* **Requirements**
Rewrite every line of the rows below as a numbered list, skipping any blank lines and leaving out the pictures.

(Records from a data collection)
⁂

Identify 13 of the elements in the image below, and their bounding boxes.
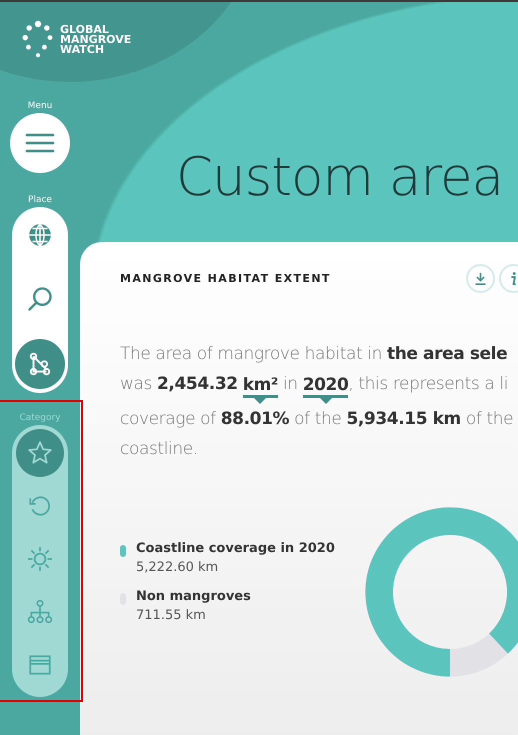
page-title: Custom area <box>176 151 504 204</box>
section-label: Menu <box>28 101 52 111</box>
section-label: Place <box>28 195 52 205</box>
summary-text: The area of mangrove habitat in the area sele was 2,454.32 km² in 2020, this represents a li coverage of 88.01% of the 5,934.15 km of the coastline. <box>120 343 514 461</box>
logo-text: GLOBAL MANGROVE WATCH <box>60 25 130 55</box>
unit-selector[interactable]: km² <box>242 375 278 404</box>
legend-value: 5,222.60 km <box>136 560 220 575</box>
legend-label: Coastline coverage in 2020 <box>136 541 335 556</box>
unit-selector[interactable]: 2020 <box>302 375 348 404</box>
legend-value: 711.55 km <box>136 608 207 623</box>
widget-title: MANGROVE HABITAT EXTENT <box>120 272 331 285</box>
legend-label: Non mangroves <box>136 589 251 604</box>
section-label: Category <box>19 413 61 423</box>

⁂

* **Problem solution**
1. Identify 13 of the elements in the image below, and their bounding boxes.
2. page-title: Custom area <box>176 151 504 204</box>
3. section-label: Menu <box>28 101 52 111</box>
4. section-label: Place <box>28 195 52 205</box>
5. summary-text: The area of mangrove habitat in the area sele was 2,454.32 km² in 2020, this represents a li coverage of 88.01% of the 5,934.15 km of the coastline. <box>120 343 514 461</box>
6. logo-text: GLOBAL MANGROVE WATCH <box>60 25 130 55</box>
7. unit-selector[interactable]: km² <box>242 375 278 404</box>
8. legend-value: 5,222.60 km <box>136 560 220 575</box>
9. legend-label: Coastline coverage in 2020 <box>136 541 335 556</box>
10. unit-selector[interactable]: 2020 <box>302 375 348 404</box>
11. legend-value: 711.55 km <box>136 608 207 623</box>
12. widget-title: MANGROVE HABITAT EXTENT <box>120 272 331 285</box>
13. legend-label: Non mangroves <box>136 589 251 604</box>
14. section-label: Category <box>19 413 61 423</box>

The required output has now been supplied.